Figure record listings:
* BEGIN *

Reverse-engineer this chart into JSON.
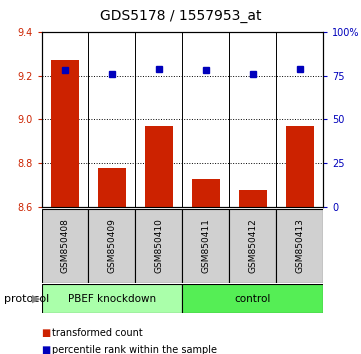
{
  "title": "GDS5178 / 1557953_at",
  "samples": [
    "GSM850408",
    "GSM850409",
    "GSM850410",
    "GSM850411",
    "GSM850412",
    "GSM850413"
  ],
  "bar_values": [
    9.27,
    8.78,
    8.97,
    8.73,
    8.68,
    8.97
  ],
  "percentile_values": [
    78,
    76,
    79,
    78,
    76,
    79
  ],
  "bar_color": "#cc2200",
  "dot_color": "#0000bb",
  "ylim_left": [
    8.6,
    9.4
  ],
  "ylim_right": [
    0,
    100
  ],
  "yticks_left": [
    8.6,
    8.8,
    9.0,
    9.2,
    9.4
  ],
  "yticks_right": [
    0,
    25,
    50,
    75,
    100
  ],
  "group1_label": "PBEF knockdown",
  "group1_color": "#aaffaa",
  "group2_label": "control",
  "group2_color": "#55ee55",
  "protocol_label": "protocol",
  "legend_bar_label": "transformed count",
  "legend_dot_label": "percentile rank within the sample",
  "bar_width": 0.6,
  "baseline": 8.6,
  "bg_color": "#ffffff",
  "sample_box_color": "#d0d0d0",
  "title_fontsize": 10,
  "axis_fontsize": 7,
  "sample_fontsize": 6.5,
  "legend_fontsize": 7,
  "protocol_fontsize": 8
}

* END *

TASK DIRECTIONS -> Transcribe each line above verbatim, with the pictures left out.

FINAL RESULT ->
Reverse-engineer this chart into JSON.
{
  "title": "GDS5178 / 1557953_at",
  "samples": [
    "GSM850408",
    "GSM850409",
    "GSM850410",
    "GSM850411",
    "GSM850412",
    "GSM850413"
  ],
  "bar_values": [
    9.27,
    8.78,
    8.97,
    8.73,
    8.68,
    8.97
  ],
  "percentile_values": [
    78,
    76,
    79,
    78,
    76,
    79
  ],
  "bar_color": "#cc2200",
  "dot_color": "#0000bb",
  "ylim_left": [
    8.6,
    9.4
  ],
  "ylim_right": [
    0,
    100
  ],
  "yticks_left": [
    8.6,
    8.8,
    9.0,
    9.2,
    9.4
  ],
  "yticks_right": [
    0,
    25,
    50,
    75,
    100
  ],
  "group1_label": "PBEF knockdown",
  "group1_color": "#aaffaa",
  "group2_label": "control",
  "group2_color": "#55ee55",
  "protocol_label": "protocol",
  "legend_bar_label": "transformed count",
  "legend_dot_label": "percentile rank within the sample",
  "bar_width": 0.6,
  "baseline": 8.6,
  "bg_color": "#ffffff",
  "sample_box_color": "#d0d0d0",
  "title_fontsize": 10,
  "axis_fontsize": 7,
  "sample_fontsize": 6.5,
  "legend_fontsize": 7,
  "protocol_fontsize": 8
}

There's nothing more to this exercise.